## What the task requires
Quote the data below in full, please, without altering anything.

Start of Records to use

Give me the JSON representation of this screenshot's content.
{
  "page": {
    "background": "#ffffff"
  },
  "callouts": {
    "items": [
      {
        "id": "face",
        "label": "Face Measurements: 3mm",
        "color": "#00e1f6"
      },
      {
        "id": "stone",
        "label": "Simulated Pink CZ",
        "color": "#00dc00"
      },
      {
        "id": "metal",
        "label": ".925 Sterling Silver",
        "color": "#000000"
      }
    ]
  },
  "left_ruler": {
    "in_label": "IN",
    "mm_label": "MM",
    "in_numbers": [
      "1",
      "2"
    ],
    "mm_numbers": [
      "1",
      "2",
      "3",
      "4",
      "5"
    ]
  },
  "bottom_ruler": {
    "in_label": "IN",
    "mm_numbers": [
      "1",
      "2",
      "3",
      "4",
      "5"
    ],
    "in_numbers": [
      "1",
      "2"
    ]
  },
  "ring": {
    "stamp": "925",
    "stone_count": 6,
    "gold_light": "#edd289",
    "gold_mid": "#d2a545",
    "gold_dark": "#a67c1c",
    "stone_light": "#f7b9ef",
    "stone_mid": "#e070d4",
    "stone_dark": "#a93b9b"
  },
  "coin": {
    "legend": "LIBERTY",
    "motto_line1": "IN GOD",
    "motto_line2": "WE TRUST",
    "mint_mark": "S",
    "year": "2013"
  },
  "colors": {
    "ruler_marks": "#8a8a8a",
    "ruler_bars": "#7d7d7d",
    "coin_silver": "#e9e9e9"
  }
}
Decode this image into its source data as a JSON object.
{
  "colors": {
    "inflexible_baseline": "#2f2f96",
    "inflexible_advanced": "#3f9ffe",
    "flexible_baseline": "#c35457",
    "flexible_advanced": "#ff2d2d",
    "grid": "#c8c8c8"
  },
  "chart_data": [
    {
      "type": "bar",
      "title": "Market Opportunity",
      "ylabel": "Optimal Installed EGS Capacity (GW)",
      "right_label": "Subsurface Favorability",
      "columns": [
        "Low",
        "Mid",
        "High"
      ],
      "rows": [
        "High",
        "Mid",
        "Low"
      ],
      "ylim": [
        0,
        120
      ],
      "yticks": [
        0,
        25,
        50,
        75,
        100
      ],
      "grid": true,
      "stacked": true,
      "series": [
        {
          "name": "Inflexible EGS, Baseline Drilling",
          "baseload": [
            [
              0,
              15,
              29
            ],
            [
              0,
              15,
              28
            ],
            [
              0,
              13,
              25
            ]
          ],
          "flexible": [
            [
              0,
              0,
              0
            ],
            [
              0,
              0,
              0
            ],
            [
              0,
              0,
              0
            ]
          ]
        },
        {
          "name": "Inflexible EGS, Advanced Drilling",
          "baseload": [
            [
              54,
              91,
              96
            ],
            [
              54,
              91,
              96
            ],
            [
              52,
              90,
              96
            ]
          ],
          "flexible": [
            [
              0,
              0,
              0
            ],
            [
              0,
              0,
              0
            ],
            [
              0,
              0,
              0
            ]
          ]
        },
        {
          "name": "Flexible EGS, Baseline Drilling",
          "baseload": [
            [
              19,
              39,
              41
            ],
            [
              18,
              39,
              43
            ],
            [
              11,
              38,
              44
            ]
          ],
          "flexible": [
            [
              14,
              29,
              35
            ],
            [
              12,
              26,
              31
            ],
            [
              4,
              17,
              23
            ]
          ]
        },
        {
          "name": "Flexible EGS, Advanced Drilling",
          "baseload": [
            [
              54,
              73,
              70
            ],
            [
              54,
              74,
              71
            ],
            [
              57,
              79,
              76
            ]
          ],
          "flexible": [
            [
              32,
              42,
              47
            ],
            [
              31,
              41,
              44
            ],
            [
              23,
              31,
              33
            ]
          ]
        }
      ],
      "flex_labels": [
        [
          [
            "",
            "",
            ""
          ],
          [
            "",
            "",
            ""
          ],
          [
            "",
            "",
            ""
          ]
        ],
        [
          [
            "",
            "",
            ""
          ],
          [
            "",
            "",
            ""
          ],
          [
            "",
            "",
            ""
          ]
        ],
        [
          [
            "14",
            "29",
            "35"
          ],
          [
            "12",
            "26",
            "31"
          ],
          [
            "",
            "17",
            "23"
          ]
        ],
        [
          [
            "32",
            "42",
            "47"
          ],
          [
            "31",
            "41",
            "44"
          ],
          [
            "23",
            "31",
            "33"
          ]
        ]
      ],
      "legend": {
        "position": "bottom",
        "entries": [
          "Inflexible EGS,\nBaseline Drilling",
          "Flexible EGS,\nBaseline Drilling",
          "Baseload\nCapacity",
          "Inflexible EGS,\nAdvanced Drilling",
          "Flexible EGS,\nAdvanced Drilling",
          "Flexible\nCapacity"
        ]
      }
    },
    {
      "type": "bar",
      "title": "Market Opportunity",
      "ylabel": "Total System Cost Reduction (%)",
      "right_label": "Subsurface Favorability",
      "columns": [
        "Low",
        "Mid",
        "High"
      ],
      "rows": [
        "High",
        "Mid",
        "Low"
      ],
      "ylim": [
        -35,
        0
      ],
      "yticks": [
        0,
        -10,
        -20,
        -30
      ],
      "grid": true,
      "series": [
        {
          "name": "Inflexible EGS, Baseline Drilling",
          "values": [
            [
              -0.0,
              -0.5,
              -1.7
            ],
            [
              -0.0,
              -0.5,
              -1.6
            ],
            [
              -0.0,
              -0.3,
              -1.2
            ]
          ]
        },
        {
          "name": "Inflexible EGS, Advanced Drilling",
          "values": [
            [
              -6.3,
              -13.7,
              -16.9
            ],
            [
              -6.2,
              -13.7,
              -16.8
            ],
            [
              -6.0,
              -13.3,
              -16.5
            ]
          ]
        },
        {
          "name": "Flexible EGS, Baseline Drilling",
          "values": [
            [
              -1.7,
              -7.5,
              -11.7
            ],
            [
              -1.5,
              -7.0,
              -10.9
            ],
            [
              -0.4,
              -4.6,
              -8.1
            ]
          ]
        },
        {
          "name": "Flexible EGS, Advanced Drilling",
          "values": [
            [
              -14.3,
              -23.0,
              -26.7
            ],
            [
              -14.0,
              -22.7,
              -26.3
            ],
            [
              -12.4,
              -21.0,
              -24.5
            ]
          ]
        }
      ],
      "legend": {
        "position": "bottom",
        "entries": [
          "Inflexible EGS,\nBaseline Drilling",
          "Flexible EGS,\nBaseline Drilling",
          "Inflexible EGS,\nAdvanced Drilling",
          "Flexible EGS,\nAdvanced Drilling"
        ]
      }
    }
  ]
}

End of Records to use

## Result below
Give me the JSON representation of this screenshot's content.
{
  "page": {
    "background": "#ffffff"
  },
  "callouts": {
    "items": [
      {
        "id": "face",
        "label": "Face Measurements: 3mm",
        "color": "#00e1f6"
      },
      {
        "id": "stone",
        "label": "Simulated Pink CZ",
        "color": "#00dc00"
      },
      {
        "id": "metal",
        "label": ".925 Sterling Silver",
        "color": "#000000"
      }
    ]
  },
  "left_ruler": {
    "in_label": "IN",
    "mm_label": "MM",
    "in_numbers": [
      "1",
      "2"
    ],
    "mm_numbers": [
      "1",
      "2",
      "3",
      "4",
      "5"
    ]
  },
  "bottom_ruler": {
    "in_label": "IN",
    "mm_numbers": [
      "1",
      "2",
      "3",
      "4",
      "5"
    ],
    "in_numbers": [
      "1",
      "2"
    ]
  },
  "ring": {
    "stamp": "925",
    "stone_count": 6,
    "gold_light": "#edd289",
    "gold_mid": "#d2a545",
    "gold_dark": "#a67c1c",
    "stone_light": "#f7b9ef",
    "stone_mid": "#e070d4",
    "stone_dark": "#a93b9b"
  },
  "coin": {
    "legend": "LIBERTY",
    "motto_line1": "IN GOD",
    "motto_line2": "WE TRUST",
    "mint_mark": "S",
    "year": "2013"
  },
  "colors": {
    "ruler_marks": "#8a8a8a",
    "ruler_bars": "#7d7d7d",
    "coin_silver": "#e9e9e9"
  }
}
Decode this image into its source data as a JSON object.
{
  "colors": {
    "inflexible_baseline": "#2f2f96",
    "inflexible_advanced": "#3f9ffe",
    "flexible_baseline": "#c35457",
    "flexible_advanced": "#ff2d2d",
    "grid": "#c8c8c8"
  },
  "chart_data": [
    {
      "type": "bar",
      "title": "Market Opportunity",
      "ylabel": "Optimal Installed EGS Capacity (GW)",
      "right_label": "Subsurface Favorability",
      "columns": [
        "Low",
        "Mid",
        "High"
      ],
      "rows": [
        "High",
        "Mid",
        "Low"
      ],
      "ylim": [
        0,
        120
      ],
      "yticks": [
        0,
        25,
        50,
        75,
        100
      ],
      "grid": true,
      "stacked": true,
      "series": [
        {
          "name": "Inflexible EGS, Baseline Drilling",
          "baseload": [
            [
              0,
              15,
              29
            ],
            [
              0,
              15,
              28
            ],
            [
              0,
              13,
              25
            ]
          ],
          "flexible": [
            [
              0,
              0,
              0
            ],
            [
              0,
              0,
              0
            ],
            [
              0,
              0,
              0
            ]
          ]
        },
        {
          "name": "Inflexible EGS, Advanced Drilling",
          "baseload": [
            [
              54,
              91,
              96
            ],
            [
              54,
              91,
              96
            ],
            [
              52,
              90,
              96
            ]
          ],
          "flexible": [
            [
              0,
              0,
              0
            ],
            [
              0,
              0,
              0
            ],
            [
              0,
              0,
              0
            ]
          ]
        },
        {
          "name": "Flexible EGS, Baseline Drilling",
          "baseload": [
            [
              19,
              39,
              41
            ],
            [
              18,
              39,
              43
            ],
            [
              11,
              38,
              44
            ]
          ],
          "flexible": [
            [
              14,
              29,
              35
            ],
            [
              12,
              26,
              31
            ],
            [
              4,
              17,
              23
            ]
          ]
        },
        {
          "name": "Flexible EGS, Advanced Drilling",
          "baseload": [
            [
              54,
              73,
              70
            ],
            [
              54,
              74,
              71
            ],
            [
              57,
              79,
              76
            ]
          ],
          "flexible": [
            [
              32,
              42,
              47
            ],
            [
              31,
              41,
              44
            ],
            [
              23,
              31,
              33
            ]
          ]
        }
      ],
      "flex_labels": [
        [
          [
            "",
            "",
            ""
          ],
          [
            "",
            "",
            ""
          ],
          [
            "",
            "",
            ""
          ]
        ],
        [
          [
            "",
            "",
            ""
          ],
          [
            "",
            "",
            ""
          ],
          [
            "",
            "",
            ""
          ]
        ],
        [
          [
            "14",
            "29",
            "35"
          ],
          [
            "12",
            "26",
            "31"
          ],
          [
            "",
            "17",
            "23"
          ]
        ],
        [
          [
            "32",
            "42",
            "47"
          ],
          [
            "31",
            "41",
            "44"
          ],
          [
            "23",
            "31",
            "33"
          ]
        ]
      ],
      "legend": {
        "position": "bottom",
        "entries": [
          "Inflexible EGS,\nBaseline Drilling",
          "Flexible EGS,\nBaseline Drilling",
          "Baseload\nCapacity",
          "Inflexible EGS,\nAdvanced Drilling",
          "Flexible EGS,\nAdvanced Drilling",
          "Flexible\nCapacity"
        ]
      }
    },
    {
      "type": "bar",
      "title": "Market Opportunity",
      "ylabel": "Total System Cost Reduction (%)",
      "right_label": "Subsurface Favorability",
      "columns": [
        "Low",
        "Mid",
        "High"
      ],
      "rows": [
        "High",
        "Mid",
        "Low"
      ],
      "ylim": [
        -35,
        0
      ],
      "yticks": [
        0,
        -10,
        -20,
        -30
      ],
      "grid": true,
      "series": [
        {
          "name": "Inflexible EGS, Baseline Drilling",
          "values": [
            [
              -0.0,
              -0.5,
              -1.7
            ],
            [
              -0.0,
              -0.5,
              -1.6
            ],
            [
              -0.0,
              -0.3,
              -1.2
            ]
          ]
        },
        {
          "name": "Inflexible EGS, Advanced Drilling",
          "values": [
            [
              -6.3,
              -13.7,
              -16.9
            ],
            [
              -6.2,
              -13.7,
              -16.8
            ],
            [
              -6.0,
              -13.3,
              -16.5
            ]
          ]
        },
        {
          "name": "Flexible EGS, Baseline Drilling",
          "values": [
            [
              -1.7,
              -7.5,
              -11.7
            ],
            [
              -1.5,
              -7.0,
              -10.9
            ],
            [
              -0.4,
              -4.6,
              -8.1
            ]
          ]
        },
        {
          "name": "Flexible EGS, Advanced Drilling",
          "values": [
            [
              -14.3,
              -23.0,
              -26.7
            ],
            [
              -14.0,
              -22.7,
              -26.3
            ],
            [
              -12.4,
              -21.0,
              -24.5
            ]
          ]
        }
      ],
      "legend": {
        "position": "bottom",
        "entries": [
          "Inflexible EGS,\nBaseline Drilling",
          "Flexible EGS,\nBaseline Drilling",
          "Inflexible EGS,\nAdvanced Drilling",
          "Flexible EGS,\nAdvanced Drilling"
        ]
      }
    }
  ]
}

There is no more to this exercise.